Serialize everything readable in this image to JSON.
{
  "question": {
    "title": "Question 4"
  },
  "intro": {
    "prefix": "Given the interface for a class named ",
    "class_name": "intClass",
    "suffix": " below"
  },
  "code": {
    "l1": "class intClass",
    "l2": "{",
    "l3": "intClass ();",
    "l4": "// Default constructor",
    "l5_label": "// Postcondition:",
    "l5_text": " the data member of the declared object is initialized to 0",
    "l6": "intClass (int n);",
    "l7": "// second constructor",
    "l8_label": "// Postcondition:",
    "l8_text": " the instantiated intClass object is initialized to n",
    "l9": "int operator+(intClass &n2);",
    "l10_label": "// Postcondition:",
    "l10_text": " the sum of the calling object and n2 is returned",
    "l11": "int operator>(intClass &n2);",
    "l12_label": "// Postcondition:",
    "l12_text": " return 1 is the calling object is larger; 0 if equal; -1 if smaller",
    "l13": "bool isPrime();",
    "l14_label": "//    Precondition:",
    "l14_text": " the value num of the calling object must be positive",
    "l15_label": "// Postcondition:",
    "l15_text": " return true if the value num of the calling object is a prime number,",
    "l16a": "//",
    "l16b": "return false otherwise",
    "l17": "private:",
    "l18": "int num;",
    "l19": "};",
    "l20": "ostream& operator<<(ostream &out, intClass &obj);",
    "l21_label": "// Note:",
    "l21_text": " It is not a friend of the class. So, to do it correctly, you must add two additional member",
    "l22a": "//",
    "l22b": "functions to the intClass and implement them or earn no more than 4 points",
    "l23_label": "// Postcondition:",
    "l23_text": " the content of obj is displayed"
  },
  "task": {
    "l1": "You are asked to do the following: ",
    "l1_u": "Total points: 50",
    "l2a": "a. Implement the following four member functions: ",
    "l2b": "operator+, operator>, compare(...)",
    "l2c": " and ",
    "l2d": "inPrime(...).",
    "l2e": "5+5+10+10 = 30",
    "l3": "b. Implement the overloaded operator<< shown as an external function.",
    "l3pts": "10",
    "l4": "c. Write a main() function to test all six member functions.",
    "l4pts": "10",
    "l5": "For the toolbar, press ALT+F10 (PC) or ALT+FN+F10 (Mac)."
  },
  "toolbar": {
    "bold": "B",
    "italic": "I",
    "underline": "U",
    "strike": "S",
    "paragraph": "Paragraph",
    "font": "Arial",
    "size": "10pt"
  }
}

● ● ● ● ●

Given request: Nothing should be left out: repeat all of the data exactly.

Output for this task:
Serialize everything readable in this image to JSON.
{
  "question": {
    "title": "Question 4"
  },
  "intro": {
    "prefix": "Given the interface for a class named ",
    "class_name": "intClass",
    "suffix": " below"
  },
  "code": {
    "l1": "class intClass",
    "l2": "{",
    "l3": "intClass ();",
    "l4": "// Default constructor",
    "l5_label": "// Postcondition:",
    "l5_text": " the data member of the declared object is initialized to 0",
    "l6": "intClass (int n);",
    "l7": "// second constructor",
    "l8_label": "// Postcondition:",
    "l8_text": " the instantiated intClass object is initialized to n",
    "l9": "int operator+(intClass &n2);",
    "l10_label": "// Postcondition:",
    "l10_text": " the sum of the calling object and n2 is returned",
    "l11": "int operator>(intClass &n2);",
    "l12_label": "// Postcondition:",
    "l12_text": " return 1 is the calling object is larger; 0 if equal; -1 if smaller",
    "l13": "bool isPrime();",
    "l14_label": "//    Precondition:",
    "l14_text": " the value num of the calling object must be positive",
    "l15_label": "// Postcondition:",
    "l15_text": " return true if the value num of the calling object is a prime number,",
    "l16a": "//",
    "l16b": "return false otherwise",
    "l17": "private:",
    "l18": "int num;",
    "l19": "};",
    "l20": "ostream& operator<<(ostream &out, intClass &obj);",
    "l21_label": "// Note:",
    "l21_text": " It is not a friend of the class. So, to do it correctly, you must add two additional member",
    "l22a": "//",
    "l22b": "functions to the intClass and implement them or earn no more than 4 points",
    "l23_label": "// Postcondition:",
    "l23_text": " the content of obj is displayed"
  },
  "task": {
    "l1": "You are asked to do the following: ",
    "l1_u": "Total points: 50",
    "l2a": "a. Implement the following four member functions: ",
    "l2b": "operator+, operator>, compare(...)",
    "l2c": " and ",
    "l2d": "inPrime(...).",
    "l2e": "5+5+10+10 = 30",
    "l3": "b. Implement the overloaded operator<< shown as an external function.",
    "l3pts": "10",
    "l4": "c. Write a main() function to test all six member functions.",
    "l4pts": "10",
    "l5": "For the toolbar, press ALT+F10 (PC) or ALT+FN+F10 (Mac)."
  },
  "toolbar": {
    "bold": "B",
    "italic": "I",
    "underline": "U",
    "strike": "S",
    "paragraph": "Paragraph",
    "font": "Arial",
    "size": "10pt"
  }
}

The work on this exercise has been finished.